_Directions_
Pull out every line in the data that has the string "ホテルポールスター札幌" in it.

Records
--

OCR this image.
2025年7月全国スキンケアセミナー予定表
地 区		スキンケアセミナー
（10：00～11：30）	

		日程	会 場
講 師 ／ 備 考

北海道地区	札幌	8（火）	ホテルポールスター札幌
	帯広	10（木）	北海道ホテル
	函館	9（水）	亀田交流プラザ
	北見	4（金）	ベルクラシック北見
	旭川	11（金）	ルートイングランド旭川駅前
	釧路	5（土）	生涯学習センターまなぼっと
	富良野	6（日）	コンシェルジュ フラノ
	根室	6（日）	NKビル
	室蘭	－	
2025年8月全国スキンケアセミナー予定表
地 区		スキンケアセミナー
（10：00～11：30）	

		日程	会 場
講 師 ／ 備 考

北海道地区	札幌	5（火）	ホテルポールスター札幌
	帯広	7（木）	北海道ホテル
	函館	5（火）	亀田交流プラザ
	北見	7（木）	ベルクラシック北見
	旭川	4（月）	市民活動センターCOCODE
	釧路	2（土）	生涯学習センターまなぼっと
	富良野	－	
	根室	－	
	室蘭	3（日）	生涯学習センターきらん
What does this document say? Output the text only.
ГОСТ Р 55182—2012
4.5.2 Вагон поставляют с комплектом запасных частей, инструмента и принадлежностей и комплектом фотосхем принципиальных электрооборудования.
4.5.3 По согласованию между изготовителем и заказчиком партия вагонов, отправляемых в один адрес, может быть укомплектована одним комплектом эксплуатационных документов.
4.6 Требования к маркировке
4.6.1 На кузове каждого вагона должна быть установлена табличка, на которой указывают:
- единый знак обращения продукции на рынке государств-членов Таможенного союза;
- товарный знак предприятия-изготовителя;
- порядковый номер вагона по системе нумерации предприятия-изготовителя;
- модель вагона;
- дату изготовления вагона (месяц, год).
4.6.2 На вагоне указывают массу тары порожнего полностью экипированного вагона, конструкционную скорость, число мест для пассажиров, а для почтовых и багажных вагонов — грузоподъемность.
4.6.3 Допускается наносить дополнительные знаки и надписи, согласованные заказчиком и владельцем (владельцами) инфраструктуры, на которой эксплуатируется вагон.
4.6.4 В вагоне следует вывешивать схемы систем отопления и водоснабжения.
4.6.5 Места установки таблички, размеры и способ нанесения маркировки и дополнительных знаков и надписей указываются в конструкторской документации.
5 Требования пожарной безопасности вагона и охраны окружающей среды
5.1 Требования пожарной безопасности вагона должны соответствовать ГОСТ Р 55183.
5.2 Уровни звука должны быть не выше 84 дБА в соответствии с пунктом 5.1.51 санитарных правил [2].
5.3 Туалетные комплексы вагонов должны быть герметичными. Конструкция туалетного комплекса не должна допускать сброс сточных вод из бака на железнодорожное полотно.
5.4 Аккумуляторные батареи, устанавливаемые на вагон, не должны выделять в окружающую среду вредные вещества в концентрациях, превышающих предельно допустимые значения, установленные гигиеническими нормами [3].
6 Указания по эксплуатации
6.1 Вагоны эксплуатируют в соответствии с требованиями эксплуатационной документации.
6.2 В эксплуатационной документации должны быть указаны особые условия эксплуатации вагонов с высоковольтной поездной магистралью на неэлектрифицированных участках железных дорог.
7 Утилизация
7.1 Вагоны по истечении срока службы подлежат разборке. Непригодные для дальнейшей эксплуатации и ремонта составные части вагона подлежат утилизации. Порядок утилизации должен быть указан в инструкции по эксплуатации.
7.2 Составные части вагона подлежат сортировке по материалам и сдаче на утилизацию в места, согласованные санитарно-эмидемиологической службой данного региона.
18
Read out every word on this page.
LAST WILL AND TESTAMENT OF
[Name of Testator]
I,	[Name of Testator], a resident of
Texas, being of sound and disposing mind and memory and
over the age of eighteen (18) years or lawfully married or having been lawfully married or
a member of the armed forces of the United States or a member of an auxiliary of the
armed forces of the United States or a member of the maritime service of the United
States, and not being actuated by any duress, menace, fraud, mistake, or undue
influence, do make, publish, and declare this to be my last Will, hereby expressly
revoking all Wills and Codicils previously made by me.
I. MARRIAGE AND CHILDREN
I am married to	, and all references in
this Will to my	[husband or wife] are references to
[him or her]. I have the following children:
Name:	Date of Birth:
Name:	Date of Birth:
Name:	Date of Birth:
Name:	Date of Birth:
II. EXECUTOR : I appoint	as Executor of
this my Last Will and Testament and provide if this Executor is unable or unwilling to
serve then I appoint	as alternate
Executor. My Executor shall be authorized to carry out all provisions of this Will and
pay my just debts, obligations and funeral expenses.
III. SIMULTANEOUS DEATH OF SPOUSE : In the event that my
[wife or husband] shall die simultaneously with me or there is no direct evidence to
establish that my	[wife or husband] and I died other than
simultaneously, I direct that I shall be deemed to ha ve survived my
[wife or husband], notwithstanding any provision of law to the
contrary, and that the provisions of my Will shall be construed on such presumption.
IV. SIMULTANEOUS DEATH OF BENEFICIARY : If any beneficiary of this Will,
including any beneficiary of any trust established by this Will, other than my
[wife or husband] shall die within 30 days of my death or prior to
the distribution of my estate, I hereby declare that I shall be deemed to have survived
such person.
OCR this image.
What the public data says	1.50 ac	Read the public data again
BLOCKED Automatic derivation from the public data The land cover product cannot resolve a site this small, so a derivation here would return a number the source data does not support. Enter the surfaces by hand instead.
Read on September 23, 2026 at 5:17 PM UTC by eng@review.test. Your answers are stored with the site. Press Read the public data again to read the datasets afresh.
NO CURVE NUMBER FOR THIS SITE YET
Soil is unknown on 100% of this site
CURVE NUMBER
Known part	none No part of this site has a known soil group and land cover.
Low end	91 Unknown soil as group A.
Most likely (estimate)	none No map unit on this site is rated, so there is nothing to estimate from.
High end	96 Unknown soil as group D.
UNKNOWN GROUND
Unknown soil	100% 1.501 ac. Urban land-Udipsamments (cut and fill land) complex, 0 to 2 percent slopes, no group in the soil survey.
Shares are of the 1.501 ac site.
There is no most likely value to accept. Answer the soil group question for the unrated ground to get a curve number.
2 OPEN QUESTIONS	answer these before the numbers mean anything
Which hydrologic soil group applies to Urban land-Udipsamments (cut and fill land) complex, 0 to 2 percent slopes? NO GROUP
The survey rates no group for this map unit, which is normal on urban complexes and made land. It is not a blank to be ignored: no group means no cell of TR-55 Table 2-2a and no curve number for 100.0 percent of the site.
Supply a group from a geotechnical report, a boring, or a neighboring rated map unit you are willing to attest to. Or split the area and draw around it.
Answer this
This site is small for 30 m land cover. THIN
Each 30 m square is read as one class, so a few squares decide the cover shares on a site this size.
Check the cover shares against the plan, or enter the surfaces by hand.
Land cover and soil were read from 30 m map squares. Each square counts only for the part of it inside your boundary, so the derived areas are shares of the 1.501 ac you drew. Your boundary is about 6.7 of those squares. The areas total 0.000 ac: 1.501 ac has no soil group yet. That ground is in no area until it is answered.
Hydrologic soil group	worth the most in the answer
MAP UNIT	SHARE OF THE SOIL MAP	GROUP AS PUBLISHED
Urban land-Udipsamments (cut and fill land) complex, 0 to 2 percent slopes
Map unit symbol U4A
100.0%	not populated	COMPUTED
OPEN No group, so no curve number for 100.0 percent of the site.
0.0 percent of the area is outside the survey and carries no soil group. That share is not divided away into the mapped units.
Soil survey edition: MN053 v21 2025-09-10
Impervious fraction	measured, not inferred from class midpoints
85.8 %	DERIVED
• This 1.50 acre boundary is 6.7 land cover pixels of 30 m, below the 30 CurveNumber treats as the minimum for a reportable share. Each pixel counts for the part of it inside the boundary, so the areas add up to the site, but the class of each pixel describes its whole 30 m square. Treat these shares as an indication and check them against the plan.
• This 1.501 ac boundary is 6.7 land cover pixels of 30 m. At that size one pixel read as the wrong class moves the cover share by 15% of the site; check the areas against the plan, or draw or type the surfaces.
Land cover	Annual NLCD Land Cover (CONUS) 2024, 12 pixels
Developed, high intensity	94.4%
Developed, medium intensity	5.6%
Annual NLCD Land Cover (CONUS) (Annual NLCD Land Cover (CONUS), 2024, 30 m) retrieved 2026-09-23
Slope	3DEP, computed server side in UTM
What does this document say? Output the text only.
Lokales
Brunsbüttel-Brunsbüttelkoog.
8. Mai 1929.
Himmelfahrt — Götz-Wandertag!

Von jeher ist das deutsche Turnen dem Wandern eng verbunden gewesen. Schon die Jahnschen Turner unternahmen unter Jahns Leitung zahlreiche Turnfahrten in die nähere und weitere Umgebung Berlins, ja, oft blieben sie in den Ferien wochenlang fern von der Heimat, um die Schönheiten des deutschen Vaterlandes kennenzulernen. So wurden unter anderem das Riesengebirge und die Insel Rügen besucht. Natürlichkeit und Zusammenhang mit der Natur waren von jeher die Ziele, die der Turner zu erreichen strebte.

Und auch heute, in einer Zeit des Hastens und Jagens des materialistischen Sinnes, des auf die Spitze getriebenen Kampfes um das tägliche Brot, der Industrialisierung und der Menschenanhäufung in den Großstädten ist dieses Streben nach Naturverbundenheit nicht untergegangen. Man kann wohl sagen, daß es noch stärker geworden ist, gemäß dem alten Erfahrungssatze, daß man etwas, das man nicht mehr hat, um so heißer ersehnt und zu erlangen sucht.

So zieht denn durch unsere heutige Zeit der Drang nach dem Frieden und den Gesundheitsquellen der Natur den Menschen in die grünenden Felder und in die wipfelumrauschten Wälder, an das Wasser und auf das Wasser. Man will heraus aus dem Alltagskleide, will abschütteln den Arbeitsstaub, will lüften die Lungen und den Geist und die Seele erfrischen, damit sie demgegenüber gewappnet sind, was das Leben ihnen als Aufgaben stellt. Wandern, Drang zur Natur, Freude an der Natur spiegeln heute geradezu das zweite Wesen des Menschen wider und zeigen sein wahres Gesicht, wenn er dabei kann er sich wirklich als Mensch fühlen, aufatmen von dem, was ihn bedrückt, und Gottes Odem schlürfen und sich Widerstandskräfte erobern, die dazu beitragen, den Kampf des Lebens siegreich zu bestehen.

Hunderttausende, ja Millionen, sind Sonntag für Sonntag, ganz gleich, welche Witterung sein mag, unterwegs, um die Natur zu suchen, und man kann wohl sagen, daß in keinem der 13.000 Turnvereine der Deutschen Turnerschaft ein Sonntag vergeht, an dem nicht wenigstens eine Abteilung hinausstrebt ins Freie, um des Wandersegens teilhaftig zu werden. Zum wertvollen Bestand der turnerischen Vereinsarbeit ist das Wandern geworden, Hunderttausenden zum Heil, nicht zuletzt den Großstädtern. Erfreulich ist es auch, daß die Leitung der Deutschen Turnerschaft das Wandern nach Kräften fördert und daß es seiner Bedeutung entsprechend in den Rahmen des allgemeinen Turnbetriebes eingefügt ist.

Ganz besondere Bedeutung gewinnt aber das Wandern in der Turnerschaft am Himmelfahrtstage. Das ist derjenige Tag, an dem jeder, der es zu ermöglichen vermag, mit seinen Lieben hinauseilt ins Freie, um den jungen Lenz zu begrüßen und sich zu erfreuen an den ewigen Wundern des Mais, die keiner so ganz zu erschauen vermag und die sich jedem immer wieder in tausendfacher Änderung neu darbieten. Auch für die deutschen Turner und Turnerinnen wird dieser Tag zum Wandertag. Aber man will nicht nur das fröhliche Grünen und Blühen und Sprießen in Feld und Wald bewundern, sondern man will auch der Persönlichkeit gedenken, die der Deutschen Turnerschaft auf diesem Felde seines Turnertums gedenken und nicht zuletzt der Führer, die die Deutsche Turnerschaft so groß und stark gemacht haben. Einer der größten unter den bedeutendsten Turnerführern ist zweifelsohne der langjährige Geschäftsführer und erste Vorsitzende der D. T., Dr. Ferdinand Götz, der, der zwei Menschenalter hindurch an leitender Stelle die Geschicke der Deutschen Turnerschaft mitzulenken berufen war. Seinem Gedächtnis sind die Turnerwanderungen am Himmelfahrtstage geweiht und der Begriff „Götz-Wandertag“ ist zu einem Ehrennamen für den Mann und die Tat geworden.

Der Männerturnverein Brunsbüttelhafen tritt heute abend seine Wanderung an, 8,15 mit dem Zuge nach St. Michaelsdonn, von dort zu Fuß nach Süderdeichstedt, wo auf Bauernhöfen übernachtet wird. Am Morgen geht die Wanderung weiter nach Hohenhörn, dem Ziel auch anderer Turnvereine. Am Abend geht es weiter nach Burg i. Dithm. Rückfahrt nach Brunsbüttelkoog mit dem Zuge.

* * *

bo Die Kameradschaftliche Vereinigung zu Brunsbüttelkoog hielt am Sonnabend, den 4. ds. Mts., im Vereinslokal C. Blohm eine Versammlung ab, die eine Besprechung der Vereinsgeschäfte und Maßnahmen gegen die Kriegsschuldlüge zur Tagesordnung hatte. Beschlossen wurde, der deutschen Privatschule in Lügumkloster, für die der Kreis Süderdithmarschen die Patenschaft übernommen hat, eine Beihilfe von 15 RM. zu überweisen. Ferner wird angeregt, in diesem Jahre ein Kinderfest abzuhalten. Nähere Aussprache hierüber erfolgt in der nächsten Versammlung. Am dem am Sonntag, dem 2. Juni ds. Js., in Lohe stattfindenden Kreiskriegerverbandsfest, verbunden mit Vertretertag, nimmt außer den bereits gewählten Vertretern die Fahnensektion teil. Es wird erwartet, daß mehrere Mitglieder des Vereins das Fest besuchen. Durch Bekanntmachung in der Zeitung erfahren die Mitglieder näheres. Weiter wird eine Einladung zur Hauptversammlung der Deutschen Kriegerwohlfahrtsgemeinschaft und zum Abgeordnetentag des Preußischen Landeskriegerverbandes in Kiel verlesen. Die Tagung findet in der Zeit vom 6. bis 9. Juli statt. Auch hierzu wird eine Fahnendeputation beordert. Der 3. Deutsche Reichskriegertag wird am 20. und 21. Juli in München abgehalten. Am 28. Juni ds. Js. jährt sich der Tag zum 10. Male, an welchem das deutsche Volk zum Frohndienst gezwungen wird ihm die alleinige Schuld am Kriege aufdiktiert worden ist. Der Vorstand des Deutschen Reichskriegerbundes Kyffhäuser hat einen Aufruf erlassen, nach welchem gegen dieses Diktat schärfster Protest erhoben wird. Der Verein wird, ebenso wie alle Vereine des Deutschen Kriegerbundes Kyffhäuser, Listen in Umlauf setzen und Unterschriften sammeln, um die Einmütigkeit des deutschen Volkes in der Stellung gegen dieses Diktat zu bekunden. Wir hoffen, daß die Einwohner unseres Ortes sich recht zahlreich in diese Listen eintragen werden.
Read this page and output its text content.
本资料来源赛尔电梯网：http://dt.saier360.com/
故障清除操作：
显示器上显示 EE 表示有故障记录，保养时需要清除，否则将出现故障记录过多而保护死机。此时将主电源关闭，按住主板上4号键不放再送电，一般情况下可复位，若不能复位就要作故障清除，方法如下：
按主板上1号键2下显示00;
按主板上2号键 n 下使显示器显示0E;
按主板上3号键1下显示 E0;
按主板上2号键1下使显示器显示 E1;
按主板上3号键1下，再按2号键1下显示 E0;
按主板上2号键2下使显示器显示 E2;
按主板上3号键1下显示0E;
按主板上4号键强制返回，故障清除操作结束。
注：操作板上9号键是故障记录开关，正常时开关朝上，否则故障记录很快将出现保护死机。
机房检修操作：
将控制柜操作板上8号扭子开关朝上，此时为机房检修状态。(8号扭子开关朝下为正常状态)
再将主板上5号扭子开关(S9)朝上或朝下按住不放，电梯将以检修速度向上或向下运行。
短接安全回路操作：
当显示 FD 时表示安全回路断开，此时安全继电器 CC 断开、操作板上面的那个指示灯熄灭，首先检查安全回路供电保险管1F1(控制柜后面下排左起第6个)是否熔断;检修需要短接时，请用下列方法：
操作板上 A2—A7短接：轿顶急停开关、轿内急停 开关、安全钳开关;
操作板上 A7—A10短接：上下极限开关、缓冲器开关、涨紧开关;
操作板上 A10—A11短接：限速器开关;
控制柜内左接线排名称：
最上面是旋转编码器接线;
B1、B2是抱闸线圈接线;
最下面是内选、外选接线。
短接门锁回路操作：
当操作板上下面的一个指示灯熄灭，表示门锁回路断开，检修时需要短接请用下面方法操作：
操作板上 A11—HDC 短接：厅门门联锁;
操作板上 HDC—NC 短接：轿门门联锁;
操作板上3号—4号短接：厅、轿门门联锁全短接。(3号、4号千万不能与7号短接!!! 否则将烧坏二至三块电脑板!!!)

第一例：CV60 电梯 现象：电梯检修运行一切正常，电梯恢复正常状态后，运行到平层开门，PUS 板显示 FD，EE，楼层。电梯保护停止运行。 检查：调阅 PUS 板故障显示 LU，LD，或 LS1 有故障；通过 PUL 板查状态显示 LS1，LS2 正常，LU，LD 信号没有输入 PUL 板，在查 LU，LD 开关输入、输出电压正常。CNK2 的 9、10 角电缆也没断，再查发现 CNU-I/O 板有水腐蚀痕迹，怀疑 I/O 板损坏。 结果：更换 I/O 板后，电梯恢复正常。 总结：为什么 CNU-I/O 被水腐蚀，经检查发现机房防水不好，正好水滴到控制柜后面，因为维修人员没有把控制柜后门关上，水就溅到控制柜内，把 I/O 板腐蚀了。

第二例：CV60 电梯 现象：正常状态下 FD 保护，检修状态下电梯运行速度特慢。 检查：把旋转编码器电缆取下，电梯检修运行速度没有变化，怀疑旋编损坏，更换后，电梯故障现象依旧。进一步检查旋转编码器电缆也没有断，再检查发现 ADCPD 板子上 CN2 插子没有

--

_Written solution_
北海道地区	札幌	8（火）	ホテルポールスター札幌
北海道地区	札幌	5（火）	ホテルポールスター札幌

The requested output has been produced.